WHAT THE EXERCISE ASKS
Transcribe the records in full, keeping every character as it is.

-- START EXTRACTED ENTRIES --

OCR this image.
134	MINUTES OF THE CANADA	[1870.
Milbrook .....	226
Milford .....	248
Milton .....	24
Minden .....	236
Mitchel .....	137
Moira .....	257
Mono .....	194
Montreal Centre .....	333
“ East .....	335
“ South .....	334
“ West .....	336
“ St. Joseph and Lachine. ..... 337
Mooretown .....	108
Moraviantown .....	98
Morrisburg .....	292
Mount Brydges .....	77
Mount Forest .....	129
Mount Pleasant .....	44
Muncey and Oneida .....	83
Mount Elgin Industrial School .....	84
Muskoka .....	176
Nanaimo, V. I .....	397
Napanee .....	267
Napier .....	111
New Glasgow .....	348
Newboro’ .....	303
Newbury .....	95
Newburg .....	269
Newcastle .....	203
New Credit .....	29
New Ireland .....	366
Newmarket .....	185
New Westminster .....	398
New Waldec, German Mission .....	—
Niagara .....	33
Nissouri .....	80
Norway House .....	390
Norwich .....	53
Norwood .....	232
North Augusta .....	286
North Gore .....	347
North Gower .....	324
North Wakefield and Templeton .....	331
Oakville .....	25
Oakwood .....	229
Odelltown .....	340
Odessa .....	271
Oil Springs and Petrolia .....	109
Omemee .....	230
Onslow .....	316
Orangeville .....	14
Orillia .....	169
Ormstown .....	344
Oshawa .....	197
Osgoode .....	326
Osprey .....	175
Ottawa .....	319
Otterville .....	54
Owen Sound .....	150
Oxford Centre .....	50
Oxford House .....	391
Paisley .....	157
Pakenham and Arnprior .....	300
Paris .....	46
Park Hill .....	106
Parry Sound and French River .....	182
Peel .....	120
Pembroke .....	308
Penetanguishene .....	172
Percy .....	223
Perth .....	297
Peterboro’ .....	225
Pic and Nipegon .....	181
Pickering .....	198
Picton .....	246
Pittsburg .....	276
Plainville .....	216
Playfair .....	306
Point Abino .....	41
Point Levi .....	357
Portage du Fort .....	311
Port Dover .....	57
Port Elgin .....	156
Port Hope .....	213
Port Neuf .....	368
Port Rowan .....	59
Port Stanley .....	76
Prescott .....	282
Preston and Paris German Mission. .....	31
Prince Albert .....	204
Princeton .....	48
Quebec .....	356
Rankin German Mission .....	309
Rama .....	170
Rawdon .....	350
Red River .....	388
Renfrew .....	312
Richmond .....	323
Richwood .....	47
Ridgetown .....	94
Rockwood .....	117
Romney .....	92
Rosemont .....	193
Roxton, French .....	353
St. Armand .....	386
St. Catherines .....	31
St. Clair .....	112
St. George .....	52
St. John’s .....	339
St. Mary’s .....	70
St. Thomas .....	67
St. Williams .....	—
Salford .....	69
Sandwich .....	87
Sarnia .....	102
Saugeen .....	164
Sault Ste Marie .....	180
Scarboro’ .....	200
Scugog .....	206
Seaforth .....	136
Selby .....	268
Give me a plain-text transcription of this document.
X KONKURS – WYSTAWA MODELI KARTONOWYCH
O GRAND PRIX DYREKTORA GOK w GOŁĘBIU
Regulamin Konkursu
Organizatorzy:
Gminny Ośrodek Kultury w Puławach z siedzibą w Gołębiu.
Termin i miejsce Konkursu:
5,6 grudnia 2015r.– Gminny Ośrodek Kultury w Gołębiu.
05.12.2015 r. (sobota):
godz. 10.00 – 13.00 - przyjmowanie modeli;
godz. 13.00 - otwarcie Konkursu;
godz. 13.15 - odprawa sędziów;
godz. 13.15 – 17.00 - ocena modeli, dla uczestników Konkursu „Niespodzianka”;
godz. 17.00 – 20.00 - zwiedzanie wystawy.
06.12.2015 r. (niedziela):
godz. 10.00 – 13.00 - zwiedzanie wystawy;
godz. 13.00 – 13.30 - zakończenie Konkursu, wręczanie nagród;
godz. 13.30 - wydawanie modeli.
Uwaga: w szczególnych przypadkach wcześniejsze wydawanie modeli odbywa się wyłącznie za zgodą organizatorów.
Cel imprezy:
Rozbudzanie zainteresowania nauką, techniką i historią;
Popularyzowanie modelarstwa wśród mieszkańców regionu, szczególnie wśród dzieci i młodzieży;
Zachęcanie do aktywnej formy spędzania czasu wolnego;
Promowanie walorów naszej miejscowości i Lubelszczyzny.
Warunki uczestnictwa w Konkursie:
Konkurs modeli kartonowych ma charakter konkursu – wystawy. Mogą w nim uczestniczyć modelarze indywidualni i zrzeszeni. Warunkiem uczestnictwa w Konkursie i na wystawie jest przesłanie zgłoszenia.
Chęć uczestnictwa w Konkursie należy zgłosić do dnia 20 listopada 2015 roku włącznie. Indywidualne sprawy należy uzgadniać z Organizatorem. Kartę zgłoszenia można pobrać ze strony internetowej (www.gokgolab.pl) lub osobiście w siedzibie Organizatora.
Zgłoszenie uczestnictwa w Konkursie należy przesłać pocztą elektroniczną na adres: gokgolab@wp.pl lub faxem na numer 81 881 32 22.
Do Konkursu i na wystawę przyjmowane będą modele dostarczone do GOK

-- END EXTRACTED ENTRIES --

RESPONSE TO THE EXERCISE
OCR this image.
134	MINUTES OF THE CANADA	[1870.
Milbrook .....	226
Milford .....	248
Milton .....	24
Minden .....	236
Mitchel .....	137
Moira .....	257
Mono .....	194
Montreal Centre .....	333
“ East .....	335
“ South .....	334
“ West .....	336
“ St. Joseph and Lachine. ..... 337
Mooretown .....	108
Moraviantown .....	98
Morrisburg .....	292
Mount Brydges .....	77
Mount Forest .....	129
Mount Pleasant .....	44
Muncey and Oneida .....	83
Mount Elgin Industrial School .....	84
Muskoka .....	176
Nanaimo, V. I .....	397
Napanee .....	267
Napier .....	111
New Glasgow .....	348
Newboro’ .....	303
Newbury .....	95
Newburg .....	269
Newcastle .....	203
New Credit .....	29
New Ireland .....	366
Newmarket .....	185
New Westminster .....	398
New Waldec, German Mission .....	—
Niagara .....	33
Nissouri .....	80
Norway House .....	390
Norwich .....	53
Norwood .....	232
North Augusta .....	286
North Gore .....	347
North Gower .....	324
North Wakefield and Templeton .....	331
Oakville .....	25
Oakwood .....	229
Odelltown .....	340
Odessa .....	271
Oil Springs and Petrolia .....	109
Omemee .....	230
Onslow .....	316
Orangeville .....	14
Orillia .....	169
Ormstown .....	344
Oshawa .....	197
Osgoode .....	326
Osprey .....	175
Ottawa .....	319
Otterville .....	54
Owen Sound .....	150
Oxford Centre .....	50
Oxford House .....	391
Paisley .....	157
Pakenham and Arnprior .....	300
Paris .....	46
Park Hill .....	106
Parry Sound and French River .....	182
Peel .....	120
Pembroke .....	308
Penetanguishene .....	172
Percy .....	223
Perth .....	297
Peterboro’ .....	225
Pic and Nipegon .....	181
Pickering .....	198
Picton .....	246
Pittsburg .....	276
Plainville .....	216
Playfair .....	306
Point Abino .....	41
Point Levi .....	357
Portage du Fort .....	311
Port Dover .....	57
Port Elgin .....	156
Port Hope .....	213
Port Neuf .....	368
Port Rowan .....	59
Port Stanley .....	76
Prescott .....	282
Preston and Paris German Mission. .....	31
Prince Albert .....	204
Princeton .....	48
Quebec .....	356
Rankin German Mission .....	309
Rama .....	170
Rawdon .....	350
Red River .....	388
Renfrew .....	312
Richmond .....	323
Richwood .....	47
Ridgetown .....	94
Rockwood .....	117
Romney .....	92
Rosemont .....	193
Roxton, French .....	353
St. Armand .....	386
St. Catherines .....	31
St. Clair .....	112
St. George .....	52
St. John’s .....	339
St. Mary’s .....	70
St. Thomas .....	67
St. Williams .....	—
Salford .....	69
Sandwich .....	87
Sarnia .....	102
Saugeen .....	164
Sault Ste Marie .....	180
Scarboro’ .....	200
Scugog .....	206
Seaforth .....	136
Selby .....	268
Give me a plain-text transcription of this document.
X KONKURS – WYSTAWA MODELI KARTONOWYCH
O GRAND PRIX DYREKTORA GOK w GOŁĘBIU
Regulamin Konkursu
Organizatorzy:
Gminny Ośrodek Kultury w Puławach z siedzibą w Gołębiu.
Termin i miejsce Konkursu:
5,6 grudnia 2015r.– Gminny Ośrodek Kultury w Gołębiu.
05.12.2015 r. (sobota):
godz. 10.00 – 13.00 - przyjmowanie modeli;
godz. 13.00 - otwarcie Konkursu;
godz. 13.15 - odprawa sędziów;
godz. 13.15 – 17.00 - ocena modeli, dla uczestników Konkursu „Niespodzianka”;
godz. 17.00 – 20.00 - zwiedzanie wystawy.
06.12.2015 r. (niedziela):
godz. 10.00 – 13.00 - zwiedzanie wystawy;
godz. 13.00 – 13.30 - zakończenie Konkursu, wręczanie nagród;
godz. 13.30 - wydawanie modeli.
Uwaga: w szczególnych przypadkach wcześniejsze wydawanie modeli odbywa się wyłącznie za zgodą organizatorów.
Cel imprezy:
Rozbudzanie zainteresowania nauką, techniką i historią;
Popularyzowanie modelarstwa wśród mieszkańców regionu, szczególnie wśród dzieci i młodzieży;
Zachęcanie do aktywnej formy spędzania czasu wolnego;
Promowanie walorów naszej miejscowości i Lubelszczyzny.
Warunki uczestnictwa w Konkursie:
Konkurs modeli kartonowych ma charakter konkursu – wystawy. Mogą w nim uczestniczyć modelarze indywidualni i zrzeszeni. Warunkiem uczestnictwa w Konkursie i na wystawie jest przesłanie zgłoszenia.
Chęć uczestnictwa w Konkursie należy zgłosić do dnia 20 listopada 2015 roku włącznie. Indywidualne sprawy należy uzgadniać z Organizatorem. Kartę zgłoszenia można pobrać ze strony internetowej (www.gokgolab.pl) lub osobiście w siedzibie Organizatora.
Zgłoszenie uczestnictwa w Konkursie należy przesłać pocztą elektroniczną na adres: gokgolab@wp.pl lub faxem na numer 81 881 32 22.
Do Konkursu i na wystawę przyjmowane będą modele dostarczone do GOK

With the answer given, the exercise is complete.